(Stored items)
Start

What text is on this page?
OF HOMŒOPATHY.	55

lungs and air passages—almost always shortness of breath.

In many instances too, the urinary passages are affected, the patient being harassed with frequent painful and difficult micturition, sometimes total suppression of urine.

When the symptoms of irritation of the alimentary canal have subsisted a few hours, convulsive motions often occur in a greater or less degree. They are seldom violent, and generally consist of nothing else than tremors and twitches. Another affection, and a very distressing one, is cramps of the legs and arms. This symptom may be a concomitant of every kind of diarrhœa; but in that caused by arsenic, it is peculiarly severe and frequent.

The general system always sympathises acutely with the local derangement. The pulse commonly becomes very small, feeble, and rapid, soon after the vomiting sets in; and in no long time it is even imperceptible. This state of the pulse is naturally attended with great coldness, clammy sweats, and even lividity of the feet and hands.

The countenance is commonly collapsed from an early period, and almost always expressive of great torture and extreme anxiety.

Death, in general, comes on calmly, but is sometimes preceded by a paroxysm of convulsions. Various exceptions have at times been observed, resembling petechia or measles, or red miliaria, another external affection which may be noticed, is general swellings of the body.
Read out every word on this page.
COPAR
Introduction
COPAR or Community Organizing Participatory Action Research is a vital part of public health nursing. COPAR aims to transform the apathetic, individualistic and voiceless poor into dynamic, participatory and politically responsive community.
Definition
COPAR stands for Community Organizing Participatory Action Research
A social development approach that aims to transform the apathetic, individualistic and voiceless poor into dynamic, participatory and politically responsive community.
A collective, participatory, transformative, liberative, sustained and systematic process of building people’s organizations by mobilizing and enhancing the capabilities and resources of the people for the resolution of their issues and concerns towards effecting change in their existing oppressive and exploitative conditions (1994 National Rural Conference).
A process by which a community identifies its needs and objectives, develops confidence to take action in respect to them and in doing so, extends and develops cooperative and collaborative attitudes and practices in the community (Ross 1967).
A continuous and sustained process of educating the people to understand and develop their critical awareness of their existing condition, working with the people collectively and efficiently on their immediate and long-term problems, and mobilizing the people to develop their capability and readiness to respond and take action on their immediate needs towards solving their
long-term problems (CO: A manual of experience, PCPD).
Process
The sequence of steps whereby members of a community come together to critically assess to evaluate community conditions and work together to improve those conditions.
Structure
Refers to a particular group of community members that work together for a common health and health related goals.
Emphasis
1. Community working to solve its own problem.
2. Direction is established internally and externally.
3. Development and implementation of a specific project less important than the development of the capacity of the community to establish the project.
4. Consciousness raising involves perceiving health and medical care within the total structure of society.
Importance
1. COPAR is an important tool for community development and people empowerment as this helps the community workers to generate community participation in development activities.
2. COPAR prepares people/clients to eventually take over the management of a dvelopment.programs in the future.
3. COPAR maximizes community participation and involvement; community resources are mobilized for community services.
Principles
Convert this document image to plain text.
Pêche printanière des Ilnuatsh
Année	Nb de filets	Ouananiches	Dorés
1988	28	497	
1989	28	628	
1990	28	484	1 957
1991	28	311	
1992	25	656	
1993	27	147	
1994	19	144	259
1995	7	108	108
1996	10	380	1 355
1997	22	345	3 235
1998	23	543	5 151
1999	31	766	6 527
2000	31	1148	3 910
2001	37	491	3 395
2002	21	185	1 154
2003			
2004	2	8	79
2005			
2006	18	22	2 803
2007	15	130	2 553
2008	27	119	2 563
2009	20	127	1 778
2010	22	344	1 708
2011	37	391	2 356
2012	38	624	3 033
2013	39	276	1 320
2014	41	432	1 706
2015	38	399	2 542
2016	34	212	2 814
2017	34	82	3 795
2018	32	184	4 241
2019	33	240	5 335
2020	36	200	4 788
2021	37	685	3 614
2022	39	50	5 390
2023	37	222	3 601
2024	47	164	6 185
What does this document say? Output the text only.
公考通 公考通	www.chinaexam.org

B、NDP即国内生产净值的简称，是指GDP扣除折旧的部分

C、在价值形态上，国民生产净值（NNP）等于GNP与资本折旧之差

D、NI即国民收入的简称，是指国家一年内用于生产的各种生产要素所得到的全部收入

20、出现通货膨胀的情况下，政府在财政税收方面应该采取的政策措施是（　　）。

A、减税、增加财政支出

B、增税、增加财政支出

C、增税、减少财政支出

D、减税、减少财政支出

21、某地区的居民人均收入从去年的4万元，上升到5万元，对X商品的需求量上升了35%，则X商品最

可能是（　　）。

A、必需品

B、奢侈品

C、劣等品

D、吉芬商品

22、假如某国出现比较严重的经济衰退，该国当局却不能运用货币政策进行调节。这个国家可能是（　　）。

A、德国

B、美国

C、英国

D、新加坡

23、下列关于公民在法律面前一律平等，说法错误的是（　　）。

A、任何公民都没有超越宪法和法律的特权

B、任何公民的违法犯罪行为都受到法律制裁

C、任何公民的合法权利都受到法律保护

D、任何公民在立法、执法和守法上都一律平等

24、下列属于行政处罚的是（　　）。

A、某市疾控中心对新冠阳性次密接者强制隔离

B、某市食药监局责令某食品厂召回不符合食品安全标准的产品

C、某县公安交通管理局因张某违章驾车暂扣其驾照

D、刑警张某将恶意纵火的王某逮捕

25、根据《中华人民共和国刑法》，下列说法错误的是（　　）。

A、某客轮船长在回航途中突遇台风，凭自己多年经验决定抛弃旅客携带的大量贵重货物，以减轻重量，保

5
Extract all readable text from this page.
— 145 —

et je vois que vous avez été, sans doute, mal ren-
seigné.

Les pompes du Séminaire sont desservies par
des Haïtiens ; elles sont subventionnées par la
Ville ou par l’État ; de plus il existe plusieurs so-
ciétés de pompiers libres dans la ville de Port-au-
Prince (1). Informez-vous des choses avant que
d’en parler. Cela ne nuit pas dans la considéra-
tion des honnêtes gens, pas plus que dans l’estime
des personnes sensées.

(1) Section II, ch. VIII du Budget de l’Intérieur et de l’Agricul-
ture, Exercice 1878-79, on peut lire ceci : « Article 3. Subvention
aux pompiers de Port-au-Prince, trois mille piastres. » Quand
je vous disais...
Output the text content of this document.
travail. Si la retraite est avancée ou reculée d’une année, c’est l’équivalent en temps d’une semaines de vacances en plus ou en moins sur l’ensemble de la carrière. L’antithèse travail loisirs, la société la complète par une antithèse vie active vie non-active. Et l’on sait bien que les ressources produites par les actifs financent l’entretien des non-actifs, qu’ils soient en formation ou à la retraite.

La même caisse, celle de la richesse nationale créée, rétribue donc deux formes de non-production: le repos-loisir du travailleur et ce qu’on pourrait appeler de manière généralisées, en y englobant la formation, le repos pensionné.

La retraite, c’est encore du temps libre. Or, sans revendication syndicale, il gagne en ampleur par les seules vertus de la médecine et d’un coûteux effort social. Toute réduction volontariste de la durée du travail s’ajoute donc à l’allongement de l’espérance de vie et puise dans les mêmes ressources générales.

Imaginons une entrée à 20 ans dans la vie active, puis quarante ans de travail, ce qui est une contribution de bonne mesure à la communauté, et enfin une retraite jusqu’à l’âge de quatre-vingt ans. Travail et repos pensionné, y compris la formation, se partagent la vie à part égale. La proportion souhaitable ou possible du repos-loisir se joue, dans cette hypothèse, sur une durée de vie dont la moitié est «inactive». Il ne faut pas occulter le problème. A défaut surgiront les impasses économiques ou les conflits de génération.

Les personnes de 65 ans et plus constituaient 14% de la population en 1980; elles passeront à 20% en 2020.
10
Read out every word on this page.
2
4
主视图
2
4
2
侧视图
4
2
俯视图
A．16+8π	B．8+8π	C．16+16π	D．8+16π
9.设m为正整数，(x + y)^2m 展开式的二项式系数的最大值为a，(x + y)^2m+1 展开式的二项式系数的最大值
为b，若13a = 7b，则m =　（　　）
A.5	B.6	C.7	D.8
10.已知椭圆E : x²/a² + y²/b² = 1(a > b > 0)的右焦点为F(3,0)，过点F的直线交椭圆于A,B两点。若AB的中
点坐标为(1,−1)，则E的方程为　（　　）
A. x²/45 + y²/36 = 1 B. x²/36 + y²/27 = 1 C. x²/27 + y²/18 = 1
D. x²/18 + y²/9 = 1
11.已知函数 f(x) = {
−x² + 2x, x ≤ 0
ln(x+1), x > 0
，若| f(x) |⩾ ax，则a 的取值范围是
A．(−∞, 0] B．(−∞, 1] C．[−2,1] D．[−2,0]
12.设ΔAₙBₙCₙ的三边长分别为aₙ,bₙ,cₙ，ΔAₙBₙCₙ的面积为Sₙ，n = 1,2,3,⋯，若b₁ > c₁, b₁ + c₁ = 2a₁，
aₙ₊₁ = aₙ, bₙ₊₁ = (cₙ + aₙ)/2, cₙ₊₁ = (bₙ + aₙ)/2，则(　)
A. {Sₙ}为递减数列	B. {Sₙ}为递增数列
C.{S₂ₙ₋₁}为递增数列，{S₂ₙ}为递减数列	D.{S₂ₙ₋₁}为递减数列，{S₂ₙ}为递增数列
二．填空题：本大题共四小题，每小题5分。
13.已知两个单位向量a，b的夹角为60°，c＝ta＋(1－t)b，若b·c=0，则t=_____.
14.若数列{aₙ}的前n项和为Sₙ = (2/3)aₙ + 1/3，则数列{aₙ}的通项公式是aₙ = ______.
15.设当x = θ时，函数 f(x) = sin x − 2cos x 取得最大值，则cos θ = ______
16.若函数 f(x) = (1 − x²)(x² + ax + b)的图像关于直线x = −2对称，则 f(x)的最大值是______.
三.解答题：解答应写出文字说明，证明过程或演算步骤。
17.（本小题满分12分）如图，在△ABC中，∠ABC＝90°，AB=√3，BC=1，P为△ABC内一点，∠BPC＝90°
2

End

§ **YOUR GOAL**: Pick out the lines that have the word "affection". Copy them all.

§ **THE RESPONSE**:
When the symptoms of irritation of the alimentary canal have subsisted a few hours, convulsive motions often occur in a greater or less degree. They are seldom violent, and generally consist of nothing else than tremors and twitches. Another affection, and a very distressing one, is cramps of the legs and arms. This symptom may be a concomitant of every kind of diarrhœa; but in that caused by arsenic, it is peculiarly severe and frequent.
Death, in general, comes on calmly, but is sometimes preceded by a paroxysm of convulsions. Various exceptions have at times been observed, resembling petechia or measles, or red miliaria, another external affection which may be noticed, is general swellings of the body.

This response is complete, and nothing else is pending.